Transcribe each line of the material as it is, and drop any picture.

__________

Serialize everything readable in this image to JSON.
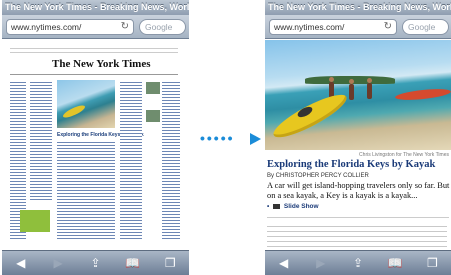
{
  "browser": {
    "page_title": "The New York Times - Breaking News, World...",
    "url": "www.nytimes.com/",
    "search_placeholder": "Google"
  },
  "left_page": {
    "logo": "The New York Times",
    "headline": "Exploring the Florida Keys by Kayak"
  },
  "article": {
    "photo_credit": "Chris Livingston for The New York Times",
    "headline": "Exploring the Florida Keys by Kayak",
    "byline": "By CHRISTOPHER PERCY COLLIER",
    "summary": "A car will get island-hopping travelers only so far. But on a sea kayak, a Key is a kayak is a kayak...",
    "slideshow_label": "Slide Show"
  },
  "colors": {
    "arrow": "#1b8cd8",
    "link": "#1a3a78"
  },
  "icons": [
    "back-arrow-icon",
    "forward-arrow-icon",
    "share-icon",
    "bookmarks-icon",
    "pages-icon",
    "reload-icon"
  ]
}
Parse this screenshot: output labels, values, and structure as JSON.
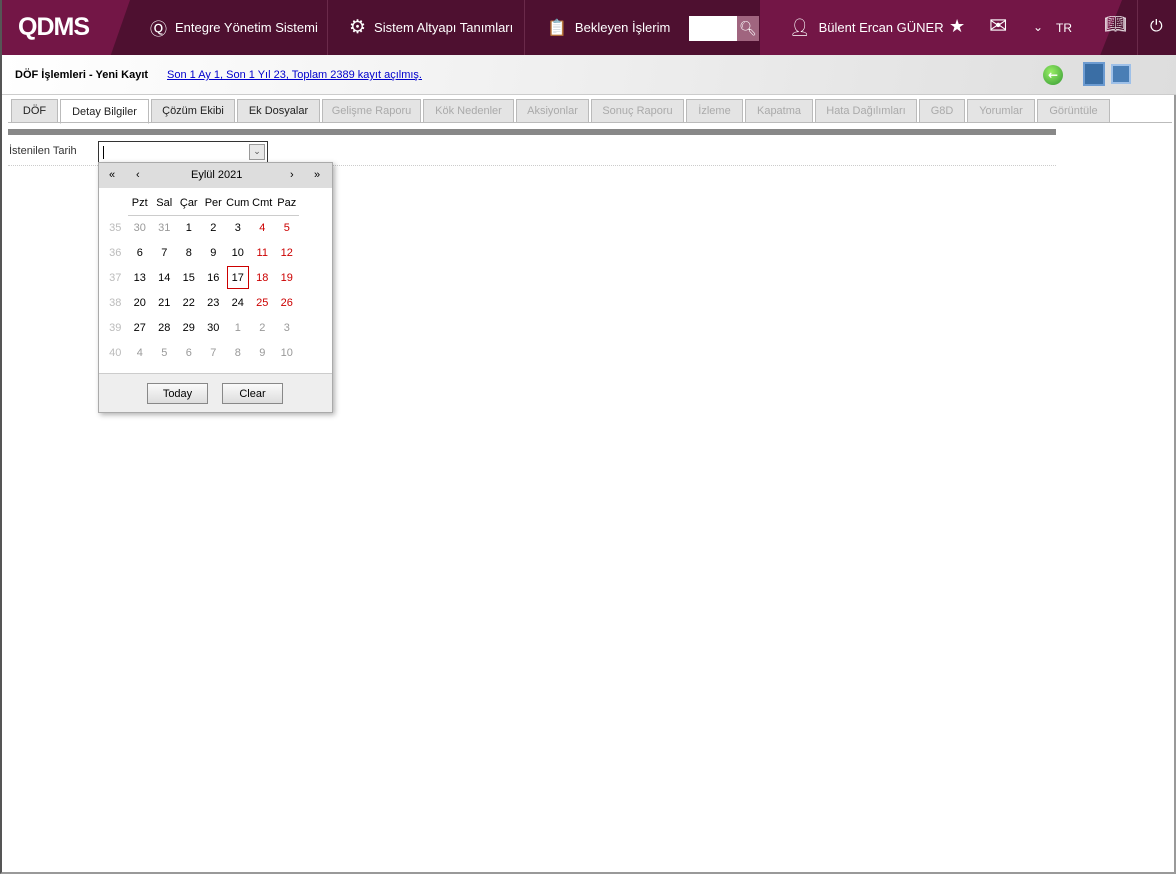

__________

| Task output |
Serialize everything readable in this image to JSON.
{
  "browser": {
    "page_title": "The New York Times - Breaking News, World...",
    "url": "www.nytimes.com/",
    "search_placeholder": "Google"
  },
  "left_page": {
    "logo": "The New York Times",
    "headline": "Exploring the Florida Keys by Kayak"
  },
  "article": {
    "photo_credit": "Chris Livingston for The New York Times",
    "headline": "Exploring the Florida Keys by Kayak",
    "byline": "By CHRISTOPHER PERCY COLLIER",
    "summary": "A car will get island-hopping travelers only so far. But on a sea kayak, a Key is a kayak is a kayak...",
    "slideshow_label": "Slide Show"
  },
  "colors": {
    "arrow": "#1b8cd8",
    "link": "#1a3a78"
  },
  "icons": [
    "back-arrow-icon",
    "forward-arrow-icon",
    "share-icon",
    "bookmarks-icon",
    "pages-icon",
    "reload-icon"
  ]
}
Parse this screenshot: output labels, values, and structure as JSON.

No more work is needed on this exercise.